### Data in this exercise
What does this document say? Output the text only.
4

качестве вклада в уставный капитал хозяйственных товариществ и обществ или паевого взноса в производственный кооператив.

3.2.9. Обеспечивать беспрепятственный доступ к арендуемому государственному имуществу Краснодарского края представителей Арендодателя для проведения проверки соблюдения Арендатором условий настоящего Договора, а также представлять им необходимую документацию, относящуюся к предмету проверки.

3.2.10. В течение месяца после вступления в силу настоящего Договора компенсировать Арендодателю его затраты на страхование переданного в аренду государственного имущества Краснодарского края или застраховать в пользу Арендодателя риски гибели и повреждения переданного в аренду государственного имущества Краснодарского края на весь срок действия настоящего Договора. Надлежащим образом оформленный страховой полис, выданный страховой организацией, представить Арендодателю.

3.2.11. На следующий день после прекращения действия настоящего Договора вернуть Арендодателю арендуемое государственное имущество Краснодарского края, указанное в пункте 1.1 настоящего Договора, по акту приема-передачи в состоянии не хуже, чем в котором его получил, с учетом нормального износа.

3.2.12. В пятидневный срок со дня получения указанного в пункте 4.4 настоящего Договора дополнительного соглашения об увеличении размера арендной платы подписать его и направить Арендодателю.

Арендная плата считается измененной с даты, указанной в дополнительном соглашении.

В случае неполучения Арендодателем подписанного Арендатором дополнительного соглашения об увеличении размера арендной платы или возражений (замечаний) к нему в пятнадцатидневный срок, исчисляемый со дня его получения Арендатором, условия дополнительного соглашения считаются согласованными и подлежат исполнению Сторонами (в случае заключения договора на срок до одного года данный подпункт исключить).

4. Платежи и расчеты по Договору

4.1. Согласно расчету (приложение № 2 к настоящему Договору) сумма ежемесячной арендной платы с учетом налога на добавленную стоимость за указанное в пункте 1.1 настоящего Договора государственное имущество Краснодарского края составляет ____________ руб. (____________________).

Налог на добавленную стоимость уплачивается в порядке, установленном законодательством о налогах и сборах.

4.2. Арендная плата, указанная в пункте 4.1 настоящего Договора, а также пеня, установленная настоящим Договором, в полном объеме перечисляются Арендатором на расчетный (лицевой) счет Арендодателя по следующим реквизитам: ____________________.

### Task objective
Return the lines of the records that include the string "указанное".

### Correct output
3.2.11. На следующий день после прекращения действия настоящего Договора вернуть Арендодателю арендуемое государственное имущество Краснодарского края, указанное в пункте 1.1 настоящего Договора, по акту приема-передачи в состоянии не хуже, чем в котором его получил, с учетом нормального износа.
4.1. Согласно расчету (приложение № 2 к настоящему Договору) сумма ежемесячной арендной платы с учетом налога на добавленную стоимость за указанное в пункте 1.1 настоящего Договора государственное имущество Краснодарского края составляет ____________ руб. (____________________).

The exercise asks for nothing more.